** Written exercise **
From the listing below, work out how many lines contain "ylabel". Reply with that number only.

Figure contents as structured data

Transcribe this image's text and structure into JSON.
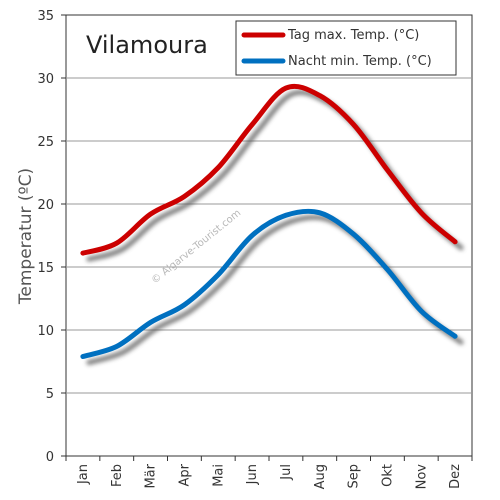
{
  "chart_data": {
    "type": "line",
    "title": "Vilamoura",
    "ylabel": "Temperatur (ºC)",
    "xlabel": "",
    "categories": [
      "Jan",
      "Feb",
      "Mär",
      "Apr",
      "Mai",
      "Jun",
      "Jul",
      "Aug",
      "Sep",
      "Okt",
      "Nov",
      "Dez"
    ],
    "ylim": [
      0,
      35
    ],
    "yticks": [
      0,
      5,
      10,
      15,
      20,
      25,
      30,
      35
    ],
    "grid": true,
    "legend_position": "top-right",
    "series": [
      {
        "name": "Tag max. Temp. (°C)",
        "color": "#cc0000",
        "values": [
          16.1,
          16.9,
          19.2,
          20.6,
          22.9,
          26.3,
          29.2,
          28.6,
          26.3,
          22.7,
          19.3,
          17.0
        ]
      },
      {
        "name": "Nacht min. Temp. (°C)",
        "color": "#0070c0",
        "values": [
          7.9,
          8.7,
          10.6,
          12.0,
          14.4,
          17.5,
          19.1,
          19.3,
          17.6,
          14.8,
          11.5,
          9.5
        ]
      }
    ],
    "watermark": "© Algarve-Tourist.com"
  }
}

==

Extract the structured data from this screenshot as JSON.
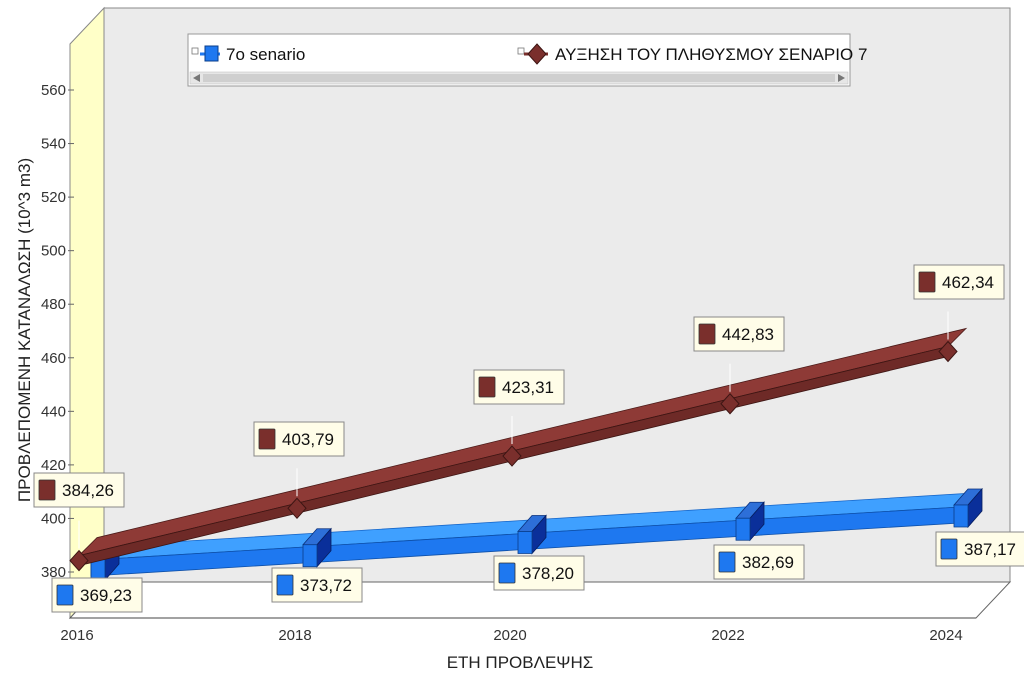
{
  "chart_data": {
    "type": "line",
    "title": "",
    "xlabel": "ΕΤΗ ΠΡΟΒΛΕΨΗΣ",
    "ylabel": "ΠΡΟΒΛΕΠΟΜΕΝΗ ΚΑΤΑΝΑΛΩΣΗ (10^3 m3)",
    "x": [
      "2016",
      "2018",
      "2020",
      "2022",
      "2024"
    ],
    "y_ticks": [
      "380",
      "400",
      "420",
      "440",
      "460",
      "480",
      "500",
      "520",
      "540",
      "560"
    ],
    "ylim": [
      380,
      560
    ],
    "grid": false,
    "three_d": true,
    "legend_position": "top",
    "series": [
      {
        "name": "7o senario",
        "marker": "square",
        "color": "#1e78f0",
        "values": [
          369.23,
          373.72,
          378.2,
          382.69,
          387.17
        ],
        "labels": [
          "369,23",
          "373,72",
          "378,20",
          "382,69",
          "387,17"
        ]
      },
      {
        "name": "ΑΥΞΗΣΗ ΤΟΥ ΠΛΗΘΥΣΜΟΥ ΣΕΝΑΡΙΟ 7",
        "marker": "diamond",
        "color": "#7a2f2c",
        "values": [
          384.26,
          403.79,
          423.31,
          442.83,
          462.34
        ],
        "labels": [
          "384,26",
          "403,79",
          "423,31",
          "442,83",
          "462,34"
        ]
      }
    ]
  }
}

** Result of this exercise **
2